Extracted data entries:
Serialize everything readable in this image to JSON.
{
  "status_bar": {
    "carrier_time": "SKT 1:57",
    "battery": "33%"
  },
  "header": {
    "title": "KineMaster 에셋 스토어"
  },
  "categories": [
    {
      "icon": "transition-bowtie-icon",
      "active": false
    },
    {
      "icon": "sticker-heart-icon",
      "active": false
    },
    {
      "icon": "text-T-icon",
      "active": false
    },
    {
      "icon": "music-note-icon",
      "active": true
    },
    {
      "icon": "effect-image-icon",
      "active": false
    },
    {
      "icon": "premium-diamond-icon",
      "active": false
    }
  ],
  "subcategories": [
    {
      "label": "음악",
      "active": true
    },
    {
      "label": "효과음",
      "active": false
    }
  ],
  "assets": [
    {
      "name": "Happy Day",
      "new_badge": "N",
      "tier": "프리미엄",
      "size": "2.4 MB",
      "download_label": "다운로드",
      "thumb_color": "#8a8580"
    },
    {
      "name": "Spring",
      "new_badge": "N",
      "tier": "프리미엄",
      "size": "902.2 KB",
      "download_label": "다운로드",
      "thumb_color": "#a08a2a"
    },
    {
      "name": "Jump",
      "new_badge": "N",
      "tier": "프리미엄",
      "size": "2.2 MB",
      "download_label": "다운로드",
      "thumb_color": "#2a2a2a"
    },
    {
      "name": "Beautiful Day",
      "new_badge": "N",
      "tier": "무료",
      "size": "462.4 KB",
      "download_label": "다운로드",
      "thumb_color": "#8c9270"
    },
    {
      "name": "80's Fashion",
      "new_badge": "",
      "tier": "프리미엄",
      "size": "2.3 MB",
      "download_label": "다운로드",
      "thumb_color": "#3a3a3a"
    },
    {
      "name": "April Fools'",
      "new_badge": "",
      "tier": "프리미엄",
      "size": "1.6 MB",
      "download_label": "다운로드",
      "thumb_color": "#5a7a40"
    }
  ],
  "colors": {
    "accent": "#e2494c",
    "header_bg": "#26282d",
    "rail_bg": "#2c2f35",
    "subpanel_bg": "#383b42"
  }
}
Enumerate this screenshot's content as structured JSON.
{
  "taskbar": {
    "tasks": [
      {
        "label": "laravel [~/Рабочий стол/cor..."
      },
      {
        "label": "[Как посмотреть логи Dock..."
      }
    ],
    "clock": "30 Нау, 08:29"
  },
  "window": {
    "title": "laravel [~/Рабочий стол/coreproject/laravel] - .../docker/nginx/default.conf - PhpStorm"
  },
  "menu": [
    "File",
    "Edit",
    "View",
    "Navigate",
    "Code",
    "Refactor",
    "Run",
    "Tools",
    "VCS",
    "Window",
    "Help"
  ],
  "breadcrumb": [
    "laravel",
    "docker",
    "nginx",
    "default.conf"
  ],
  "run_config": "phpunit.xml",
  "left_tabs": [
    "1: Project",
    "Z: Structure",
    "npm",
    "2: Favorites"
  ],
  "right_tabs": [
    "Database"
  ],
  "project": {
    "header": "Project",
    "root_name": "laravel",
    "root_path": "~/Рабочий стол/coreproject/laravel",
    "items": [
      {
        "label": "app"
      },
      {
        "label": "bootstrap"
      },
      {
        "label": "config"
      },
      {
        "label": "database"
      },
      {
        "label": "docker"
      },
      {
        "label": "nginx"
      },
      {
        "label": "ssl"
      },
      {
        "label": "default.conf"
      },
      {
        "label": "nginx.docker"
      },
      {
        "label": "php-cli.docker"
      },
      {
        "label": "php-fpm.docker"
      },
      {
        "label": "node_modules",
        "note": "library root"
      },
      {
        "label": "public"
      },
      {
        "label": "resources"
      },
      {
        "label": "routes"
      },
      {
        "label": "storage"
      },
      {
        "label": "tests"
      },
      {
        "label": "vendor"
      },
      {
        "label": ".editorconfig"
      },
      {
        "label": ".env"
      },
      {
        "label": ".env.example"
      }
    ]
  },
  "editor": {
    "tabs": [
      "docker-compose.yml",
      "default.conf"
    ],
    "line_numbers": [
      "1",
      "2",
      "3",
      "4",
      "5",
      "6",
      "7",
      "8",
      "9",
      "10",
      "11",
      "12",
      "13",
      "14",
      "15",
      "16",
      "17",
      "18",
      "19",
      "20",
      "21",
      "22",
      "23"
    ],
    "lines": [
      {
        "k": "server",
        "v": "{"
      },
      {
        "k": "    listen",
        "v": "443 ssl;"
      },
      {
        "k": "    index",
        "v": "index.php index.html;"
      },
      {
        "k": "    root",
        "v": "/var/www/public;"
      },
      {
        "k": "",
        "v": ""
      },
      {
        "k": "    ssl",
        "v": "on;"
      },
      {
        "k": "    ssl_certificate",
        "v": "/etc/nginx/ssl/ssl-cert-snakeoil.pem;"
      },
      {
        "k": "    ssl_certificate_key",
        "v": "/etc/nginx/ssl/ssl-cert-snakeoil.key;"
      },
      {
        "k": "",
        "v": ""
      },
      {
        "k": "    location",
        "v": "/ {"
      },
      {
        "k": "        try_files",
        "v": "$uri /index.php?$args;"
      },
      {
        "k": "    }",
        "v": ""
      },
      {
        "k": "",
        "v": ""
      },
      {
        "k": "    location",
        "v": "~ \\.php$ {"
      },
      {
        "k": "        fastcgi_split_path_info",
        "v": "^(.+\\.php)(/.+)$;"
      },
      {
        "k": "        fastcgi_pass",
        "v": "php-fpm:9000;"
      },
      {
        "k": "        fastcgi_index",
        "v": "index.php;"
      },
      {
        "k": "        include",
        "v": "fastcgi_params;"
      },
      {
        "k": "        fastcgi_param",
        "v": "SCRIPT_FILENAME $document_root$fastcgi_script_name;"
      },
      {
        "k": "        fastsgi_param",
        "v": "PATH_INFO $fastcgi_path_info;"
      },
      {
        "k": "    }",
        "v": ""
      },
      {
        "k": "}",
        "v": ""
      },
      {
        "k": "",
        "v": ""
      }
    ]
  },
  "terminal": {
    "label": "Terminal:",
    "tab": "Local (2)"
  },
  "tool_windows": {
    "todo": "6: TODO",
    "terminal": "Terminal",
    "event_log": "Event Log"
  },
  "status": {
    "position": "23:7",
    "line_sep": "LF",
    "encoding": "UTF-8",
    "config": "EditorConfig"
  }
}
==
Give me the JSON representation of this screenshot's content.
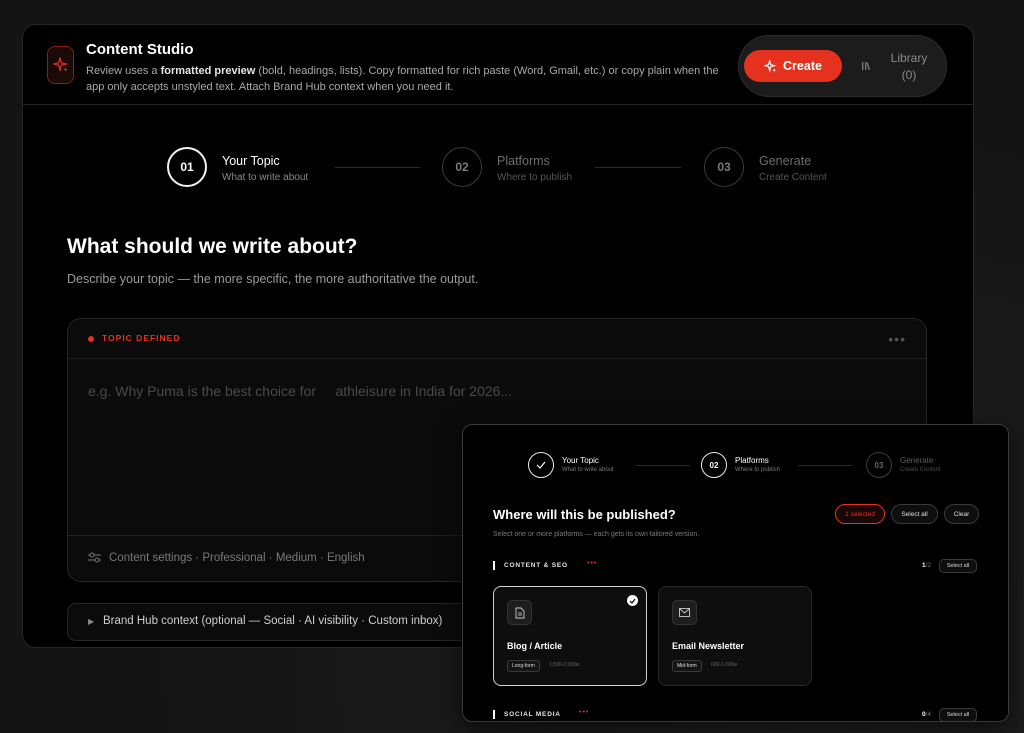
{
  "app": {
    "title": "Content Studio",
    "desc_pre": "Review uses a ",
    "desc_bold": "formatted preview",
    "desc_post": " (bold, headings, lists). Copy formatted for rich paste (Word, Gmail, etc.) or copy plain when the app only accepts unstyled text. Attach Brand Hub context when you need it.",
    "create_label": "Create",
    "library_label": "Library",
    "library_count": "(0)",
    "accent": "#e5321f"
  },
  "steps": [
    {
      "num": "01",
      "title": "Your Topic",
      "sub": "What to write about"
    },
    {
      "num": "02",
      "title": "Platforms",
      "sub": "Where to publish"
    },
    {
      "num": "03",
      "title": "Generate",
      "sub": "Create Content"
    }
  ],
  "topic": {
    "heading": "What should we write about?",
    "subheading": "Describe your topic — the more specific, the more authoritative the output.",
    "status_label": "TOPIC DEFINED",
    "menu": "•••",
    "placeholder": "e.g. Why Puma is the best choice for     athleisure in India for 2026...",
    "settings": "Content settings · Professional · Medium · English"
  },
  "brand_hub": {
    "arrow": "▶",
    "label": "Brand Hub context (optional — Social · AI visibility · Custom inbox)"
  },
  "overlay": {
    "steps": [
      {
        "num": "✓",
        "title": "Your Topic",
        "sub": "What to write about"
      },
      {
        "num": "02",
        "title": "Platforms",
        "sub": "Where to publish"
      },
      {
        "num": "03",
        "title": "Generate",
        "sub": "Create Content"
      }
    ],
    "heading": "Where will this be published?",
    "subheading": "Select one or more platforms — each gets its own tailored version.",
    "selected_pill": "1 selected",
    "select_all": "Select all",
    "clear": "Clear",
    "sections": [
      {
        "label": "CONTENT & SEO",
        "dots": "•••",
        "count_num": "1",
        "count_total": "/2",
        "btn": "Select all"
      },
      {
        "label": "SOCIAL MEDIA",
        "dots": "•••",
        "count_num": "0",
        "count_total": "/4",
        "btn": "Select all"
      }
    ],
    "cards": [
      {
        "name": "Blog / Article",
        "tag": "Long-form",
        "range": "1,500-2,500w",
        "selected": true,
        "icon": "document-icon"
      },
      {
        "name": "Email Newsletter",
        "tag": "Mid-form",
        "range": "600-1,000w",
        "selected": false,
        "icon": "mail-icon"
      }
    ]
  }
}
...
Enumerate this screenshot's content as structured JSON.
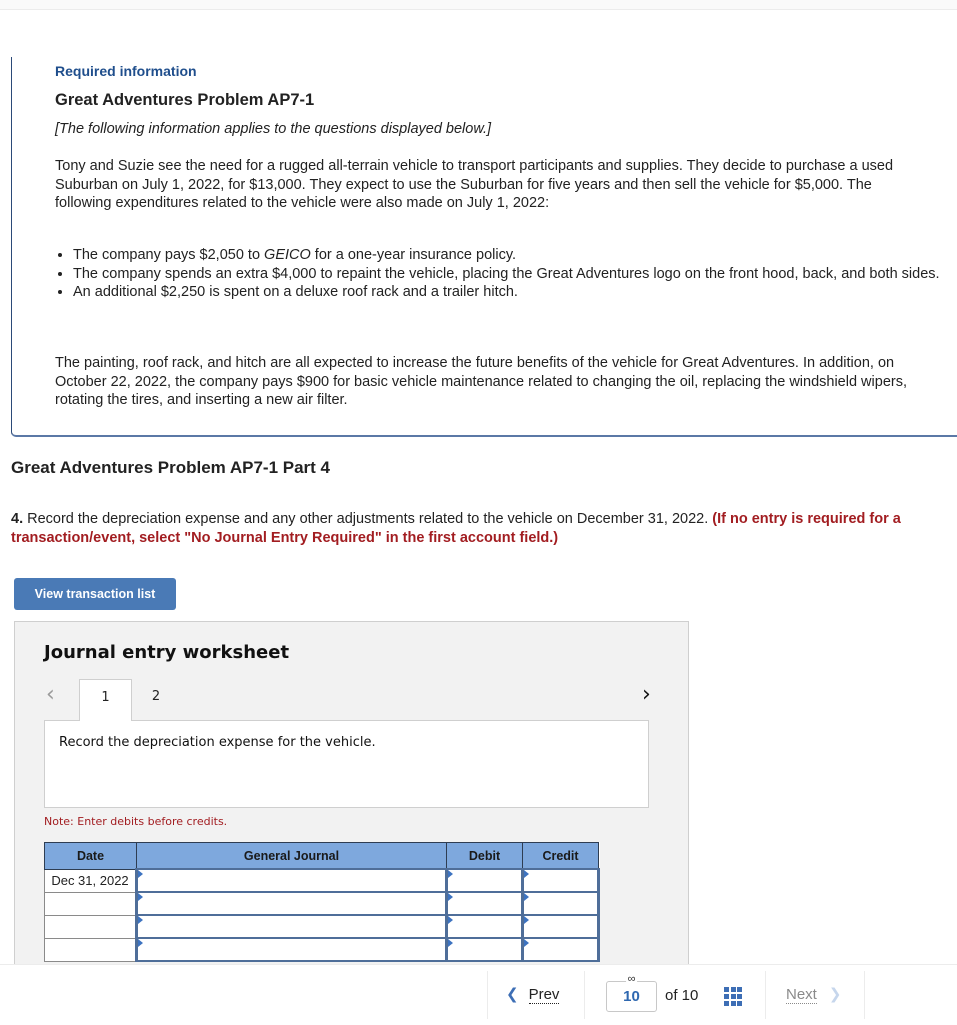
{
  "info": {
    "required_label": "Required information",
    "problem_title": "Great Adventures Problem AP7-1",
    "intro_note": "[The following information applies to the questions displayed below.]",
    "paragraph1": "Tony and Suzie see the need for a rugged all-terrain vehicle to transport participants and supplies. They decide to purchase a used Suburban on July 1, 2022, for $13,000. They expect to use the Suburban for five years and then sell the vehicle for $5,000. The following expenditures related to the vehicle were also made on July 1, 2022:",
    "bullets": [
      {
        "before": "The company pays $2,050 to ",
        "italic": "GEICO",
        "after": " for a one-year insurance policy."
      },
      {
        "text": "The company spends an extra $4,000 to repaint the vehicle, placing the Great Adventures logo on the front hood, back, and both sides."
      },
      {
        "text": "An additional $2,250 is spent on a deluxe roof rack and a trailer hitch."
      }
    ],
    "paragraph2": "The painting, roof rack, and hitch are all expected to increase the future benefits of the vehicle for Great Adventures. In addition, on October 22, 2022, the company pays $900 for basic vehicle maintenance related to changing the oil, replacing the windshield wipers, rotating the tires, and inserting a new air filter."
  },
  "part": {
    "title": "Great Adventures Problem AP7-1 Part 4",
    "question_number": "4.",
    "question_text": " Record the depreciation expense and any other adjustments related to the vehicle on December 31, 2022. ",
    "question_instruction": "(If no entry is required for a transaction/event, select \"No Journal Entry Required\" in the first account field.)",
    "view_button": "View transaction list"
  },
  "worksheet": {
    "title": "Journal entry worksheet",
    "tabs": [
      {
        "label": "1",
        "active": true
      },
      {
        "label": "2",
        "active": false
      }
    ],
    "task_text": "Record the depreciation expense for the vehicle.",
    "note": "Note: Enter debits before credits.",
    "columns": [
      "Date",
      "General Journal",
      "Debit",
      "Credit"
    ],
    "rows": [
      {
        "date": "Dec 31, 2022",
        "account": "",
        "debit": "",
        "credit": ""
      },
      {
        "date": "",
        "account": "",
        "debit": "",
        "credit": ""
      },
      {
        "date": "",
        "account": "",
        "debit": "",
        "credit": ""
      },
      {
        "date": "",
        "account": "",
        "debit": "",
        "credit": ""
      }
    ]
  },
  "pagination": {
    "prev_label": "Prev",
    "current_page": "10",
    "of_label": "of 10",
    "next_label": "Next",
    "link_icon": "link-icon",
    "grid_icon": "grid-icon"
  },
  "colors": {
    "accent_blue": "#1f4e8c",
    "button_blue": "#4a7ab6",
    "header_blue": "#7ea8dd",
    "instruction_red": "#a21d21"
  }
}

Exercise task: Return every line above in which the string "docker" occurs.

Expected answer:
    "title": "laravel [~/Рабочий стол/coreproject/laravel] - .../docker/nginx/default.conf - PhpStorm"
    "docker",
        "label": "docker"
        "label": "nginx.docker"
        "label": "php-cli.docker"
        "label": "php-fpm.docker"
      "docker-compose.yml",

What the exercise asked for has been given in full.